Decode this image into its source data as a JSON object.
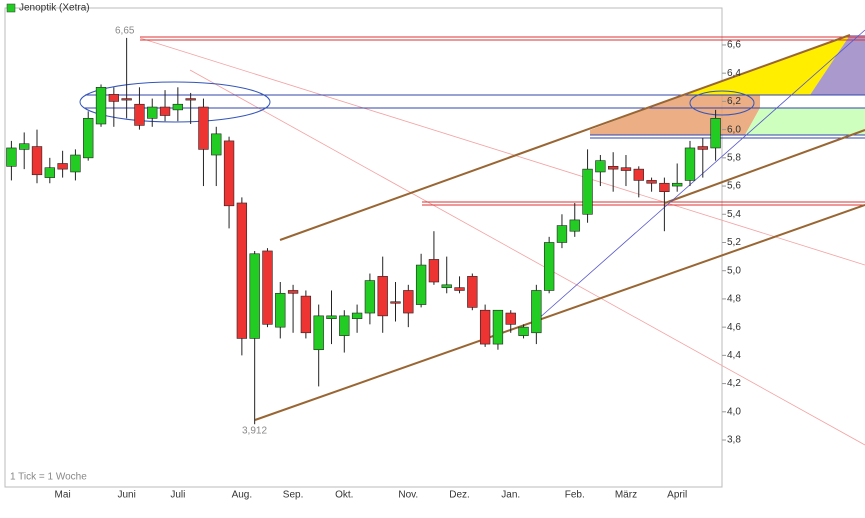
{
  "chart_data": {
    "type": "candlestick",
    "title": "Jenoptik (Xetra)",
    "footnote": "1 Tick = 1 Woche",
    "annotations": [
      "6,65",
      "3,912"
    ],
    "categories": [
      null,
      null,
      null,
      null,
      "Mai",
      null,
      null,
      null,
      null,
      "Juni",
      null,
      null,
      null,
      "Juli",
      null,
      null,
      null,
      null,
      "Aug.",
      null,
      null,
      null,
      "Sep.",
      null,
      null,
      null,
      "Okt.",
      null,
      null,
      null,
      null,
      "Nov.",
      null,
      null,
      null,
      "Dez.",
      null,
      null,
      null,
      "Jan.",
      null,
      null,
      null,
      null,
      "Feb.",
      null,
      null,
      null,
      "März",
      null,
      null,
      null,
      "April",
      null,
      null,
      null
    ],
    "series": [
      {
        "name": "Jenoptik (Xetra)",
        "up_color": "#22cc22",
        "down_color": "#ee3333",
        "open": [
          5.74,
          5.86,
          5.88,
          5.66,
          5.76,
          5.7,
          5.8,
          6.04,
          6.25,
          6.22,
          6.18,
          6.08,
          6.16,
          6.14,
          6.22,
          6.16,
          5.82,
          5.92,
          5.48,
          4.52,
          5.14,
          4.6,
          4.86,
          4.82,
          4.44,
          4.66,
          4.54,
          4.66,
          4.7,
          4.96,
          4.78,
          4.86,
          4.76,
          5.08,
          4.88,
          4.88,
          4.96,
          4.72,
          4.48,
          4.7,
          4.54,
          4.56,
          4.86,
          5.2,
          5.28,
          5.4,
          5.7,
          5.74,
          5.73,
          5.72,
          5.64,
          5.62,
          5.6,
          5.64,
          5.88,
          5.87
        ],
        "high": [
          5.92,
          5.98,
          6.0,
          5.8,
          5.85,
          5.86,
          6.13,
          6.32,
          6.3,
          6.65,
          6.3,
          6.22,
          6.28,
          6.3,
          6.26,
          6.22,
          6.02,
          5.95,
          5.52,
          5.14,
          5.16,
          4.92,
          4.9,
          4.86,
          4.76,
          4.86,
          4.72,
          4.76,
          4.98,
          5.1,
          4.92,
          4.9,
          5.12,
          5.28,
          5.1,
          4.96,
          4.98,
          4.76,
          4.72,
          4.72,
          4.62,
          4.9,
          5.24,
          5.4,
          5.48,
          5.86,
          5.82,
          5.84,
          5.82,
          5.74,
          5.66,
          5.66,
          5.76,
          5.92,
          5.94,
          6.14
        ],
        "low": [
          5.64,
          5.72,
          5.62,
          5.62,
          5.66,
          5.64,
          5.78,
          6.02,
          6.02,
          6.08,
          6.0,
          6.02,
          6.06,
          6.06,
          6.04,
          5.6,
          5.6,
          5.3,
          4.4,
          3.912,
          4.6,
          4.52,
          4.56,
          4.52,
          4.18,
          4.48,
          4.42,
          4.56,
          4.62,
          4.56,
          4.64,
          4.6,
          4.74,
          4.9,
          4.84,
          4.84,
          4.72,
          4.46,
          4.44,
          4.56,
          4.52,
          4.48,
          4.84,
          5.16,
          5.24,
          5.34,
          5.6,
          5.56,
          5.6,
          5.52,
          5.56,
          5.28,
          5.56,
          5.6,
          5.66,
          5.78
        ],
        "close": [
          5.87,
          5.9,
          5.68,
          5.73,
          5.72,
          5.82,
          6.08,
          6.3,
          6.2,
          6.21,
          6.03,
          6.16,
          6.1,
          6.18,
          6.21,
          5.86,
          5.97,
          5.46,
          4.52,
          5.12,
          4.62,
          4.84,
          4.84,
          4.56,
          4.68,
          4.68,
          4.68,
          4.7,
          4.93,
          4.68,
          4.77,
          4.7,
          5.04,
          4.92,
          4.9,
          4.86,
          4.74,
          4.48,
          4.72,
          4.62,
          4.6,
          4.86,
          5.2,
          5.32,
          5.36,
          5.72,
          5.78,
          5.72,
          5.71,
          5.64,
          5.62,
          5.56,
          5.62,
          5.87,
          5.86,
          6.08
        ]
      }
    ],
    "ylim": [
      3.467,
      6.862
    ],
    "yticks": [
      {
        "value": 3.8,
        "label": "3,8"
      },
      {
        "value": 4.0,
        "label": "4,0"
      },
      {
        "value": 4.2,
        "label": "4,2"
      },
      {
        "value": 4.4,
        "label": "4,4"
      },
      {
        "value": 4.6,
        "label": "4,6"
      },
      {
        "value": 4.8,
        "label": "4,8"
      },
      {
        "value": 5.0,
        "label": "5,0"
      },
      {
        "value": 5.2,
        "label": "5,2"
      },
      {
        "value": 5.4,
        "label": "5,4"
      },
      {
        "value": 5.6,
        "label": "5,6"
      },
      {
        "value": 5.8,
        "label": "5,8"
      },
      {
        "value": 6.0,
        "label": "6,0"
      },
      {
        "value": 6.2,
        "label": "6,2"
      },
      {
        "value": 6.4,
        "label": "6,4"
      },
      {
        "value": 6.6,
        "label": "6,6"
      }
    ],
    "grid": false
  }
}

What you should do -> Quote the data above in full, leaving out the pictures it holds.

Task response ->
Decode this image into its source data as a JSON object.
{
  "chart_data": {
    "type": "candlestick",
    "title": "Jenoptik (Xetra)",
    "footnote": "1 Tick = 1 Woche",
    "annotations": [
      "6,65",
      "3,912"
    ],
    "categories": [
      null,
      null,
      null,
      null,
      "Mai",
      null,
      null,
      null,
      null,
      "Juni",
      null,
      null,
      null,
      "Juli",
      null,
      null,
      null,
      null,
      "Aug.",
      null,
      null,
      null,
      "Sep.",
      null,
      null,
      null,
      "Okt.",
      null,
      null,
      null,
      null,
      "Nov.",
      null,
      null,
      null,
      "Dez.",
      null,
      null,
      null,
      "Jan.",
      null,
      null,
      null,
      null,
      "Feb.",
      null,
      null,
      null,
      "März",
      null,
      null,
      null,
      "April",
      null,
      null,
      null
    ],
    "series": [
      {
        "name": "Jenoptik (Xetra)",
        "up_color": "#22cc22",
        "down_color": "#ee3333",
        "open": [
          5.74,
          5.86,
          5.88,
          5.66,
          5.76,
          5.7,
          5.8,
          6.04,
          6.25,
          6.22,
          6.18,
          6.08,
          6.16,
          6.14,
          6.22,
          6.16,
          5.82,
          5.92,
          5.48,
          4.52,
          5.14,
          4.6,
          4.86,
          4.82,
          4.44,
          4.66,
          4.54,
          4.66,
          4.7,
          4.96,
          4.78,
          4.86,
          4.76,
          5.08,
          4.88,
          4.88,
          4.96,
          4.72,
          4.48,
          4.7,
          4.54,
          4.56,
          4.86,
          5.2,
          5.28,
          5.4,
          5.7,
          5.74,
          5.73,
          5.72,
          5.64,
          5.62,
          5.6,
          5.64,
          5.88,
          5.87
        ],
        "high": [
          5.92,
          5.98,
          6.0,
          5.8,
          5.85,
          5.86,
          6.13,
          6.32,
          6.3,
          6.65,
          6.3,
          6.22,
          6.28,
          6.3,
          6.26,
          6.22,
          6.02,
          5.95,
          5.52,
          5.14,
          5.16,
          4.92,
          4.9,
          4.86,
          4.76,
          4.86,
          4.72,
          4.76,
          4.98,
          5.1,
          4.92,
          4.9,
          5.12,
          5.28,
          5.1,
          4.96,
          4.98,
          4.76,
          4.72,
          4.72,
          4.62,
          4.9,
          5.24,
          5.4,
          5.48,
          5.86,
          5.82,
          5.84,
          5.82,
          5.74,
          5.66,
          5.66,
          5.76,
          5.92,
          5.94,
          6.14
        ],
        "low": [
          5.64,
          5.72,
          5.62,
          5.62,
          5.66,
          5.64,
          5.78,
          6.02,
          6.02,
          6.08,
          6.0,
          6.02,
          6.06,
          6.06,
          6.04,
          5.6,
          5.6,
          5.3,
          4.4,
          3.912,
          4.6,
          4.52,
          4.56,
          4.52,
          4.18,
          4.48,
          4.42,
          4.56,
          4.62,
          4.56,
          4.64,
          4.6,
          4.74,
          4.9,
          4.84,
          4.84,
          4.72,
          4.46,
          4.44,
          4.56,
          4.52,
          4.48,
          4.84,
          5.16,
          5.24,
          5.34,
          5.6,
          5.56,
          5.6,
          5.52,
          5.56,
          5.28,
          5.56,
          5.6,
          5.66,
          5.78
        ],
        "close": [
          5.87,
          5.9,
          5.68,
          5.73,
          5.72,
          5.82,
          6.08,
          6.3,
          6.2,
          6.21,
          6.03,
          6.16,
          6.1,
          6.18,
          6.21,
          5.86,
          5.97,
          5.46,
          4.52,
          5.12,
          4.62,
          4.84,
          4.84,
          4.56,
          4.68,
          4.68,
          4.68,
          4.7,
          4.93,
          4.68,
          4.77,
          4.7,
          5.04,
          4.92,
          4.9,
          4.86,
          4.74,
          4.48,
          4.72,
          4.62,
          4.6,
          4.86,
          5.2,
          5.32,
          5.36,
          5.72,
          5.78,
          5.72,
          5.71,
          5.64,
          5.62,
          5.56,
          5.62,
          5.87,
          5.86,
          6.08
        ]
      }
    ],
    "ylim": [
      3.467,
      6.862
    ],
    "yticks": [
      {
        "value": 3.8,
        "label": "3,8"
      },
      {
        "value": 4.0,
        "label": "4,0"
      },
      {
        "value": 4.2,
        "label": "4,2"
      },
      {
        "value": 4.4,
        "label": "4,4"
      },
      {
        "value": 4.6,
        "label": "4,6"
      },
      {
        "value": 4.8,
        "label": "4,8"
      },
      {
        "value": 5.0,
        "label": "5,0"
      },
      {
        "value": 5.2,
        "label": "5,2"
      },
      {
        "value": 5.4,
        "label": "5,4"
      },
      {
        "value": 5.6,
        "label": "5,6"
      },
      {
        "value": 5.8,
        "label": "5,8"
      },
      {
        "value": 6.0,
        "label": "6,0"
      },
      {
        "value": 6.2,
        "label": "6,2"
      },
      {
        "value": 6.4,
        "label": "6,4"
      },
      {
        "value": 6.6,
        "label": "6,6"
      }
    ],
    "grid": false
  }
}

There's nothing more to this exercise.